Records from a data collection

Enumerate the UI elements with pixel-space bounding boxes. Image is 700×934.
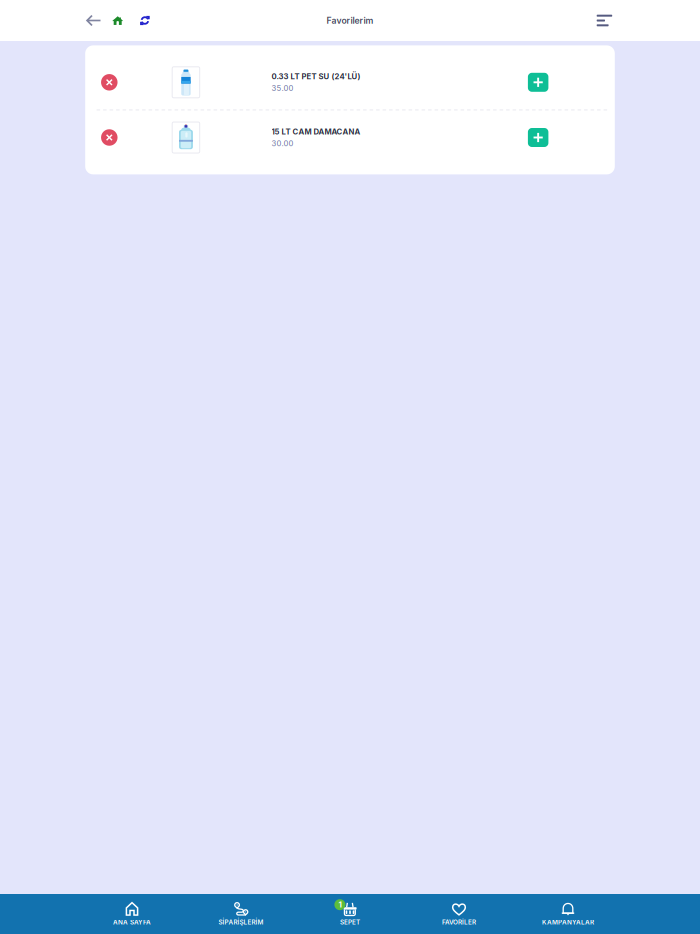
button[interactable]: ANA SAYFA [78,894,186,934]
button[interactable]: Add 0.33 LT PET SU (24'LÜ) [528,55,548,109]
staticText: 15 LT CAM DAMACANA [272,127,360,136]
button[interactable]: Remove 0.33 LT PET SU (24'LÜ) [85,55,133,109]
staticText: SİPARİŞLERİM [218,918,264,926]
staticText: 30.00 [272,139,294,148]
button[interactable]: Refresh [140,6,150,36]
staticText: 35.00 [272,84,294,93]
button[interactable]: Menu [597,6,612,36]
button[interactable]: FAVORİLER [404,894,514,934]
staticText: SEPET [340,918,360,926]
button[interactable]: Add 15 LT CAM DAMACANA [528,110,548,164]
button[interactable]: KAMPANYALAR [514,894,622,934]
staticText: KAMPANYALAR [542,918,594,926]
staticText: ANA SAYFA [113,918,151,926]
staticText: Favorilerim [326,15,374,26]
staticText: 1 [338,900,341,910]
staticText: 0.33 LT PET SU (24'LÜ) [272,72,360,81]
staticText: FAVORİLER [442,918,476,926]
button[interactable]: 1 [296,894,404,934]
button[interactable]: Home [112,6,123,36]
button[interactable]: SİPARİŞLERİM [186,894,296,934]
button[interactable]: Remove 15 LT CAM DAMACANA [85,110,133,164]
button[interactable]: Back [86,6,100,36]
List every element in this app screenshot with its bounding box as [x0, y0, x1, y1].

> [EXERCISE REQUIREMENTS]
Swap "Remove" for "Delete" everywhere in all of the lines above and write them out again with nothing else changed. Omit the pictures.

> [FULL OUTPUT]
Enumerate the UI elements with pixel-space bounding boxes. Image is 700×934.
button[interactable]: ANA SAYFA [78,894,186,934]
button[interactable]: Add 0.33 LT PET SU (24'LÜ) [528,55,548,109]
staticText: 15 LT CAM DAMACANA [272,127,360,136]
button[interactable]: Delete 0.33 LT PET SU (24'LÜ) [85,55,133,109]
staticText: SİPARİŞLERİM [218,918,264,926]
staticText: 30.00 [272,139,294,148]
button[interactable]: Refresh [140,6,150,36]
staticText: 35.00 [272,84,294,93]
button[interactable]: Menu [597,6,612,36]
button[interactable]: FAVORİLER [404,894,514,934]
staticText: SEPET [340,918,360,926]
button[interactable]: Add 15 LT CAM DAMACANA [528,110,548,164]
button[interactable]: KAMPANYALAR [514,894,622,934]
staticText: KAMPANYALAR [542,918,594,926]
staticText: ANA SAYFA [113,918,151,926]
staticText: Favorilerim [326,15,374,26]
staticText: 1 [338,900,341,910]
staticText: 0.33 LT PET SU (24'LÜ) [272,72,360,81]
staticText: FAVORİLER [442,918,476,926]
button[interactable]: 1 [296,894,404,934]
button[interactable]: Home [112,6,123,36]
button[interactable]: SİPARİŞLERİM [186,894,296,934]
button[interactable]: Delete 15 LT CAM DAMACANA [85,110,133,164]
button[interactable]: Back [86,6,100,36]
List every element in this app screenshot with its bounding box as [x0, y0, x1, y1].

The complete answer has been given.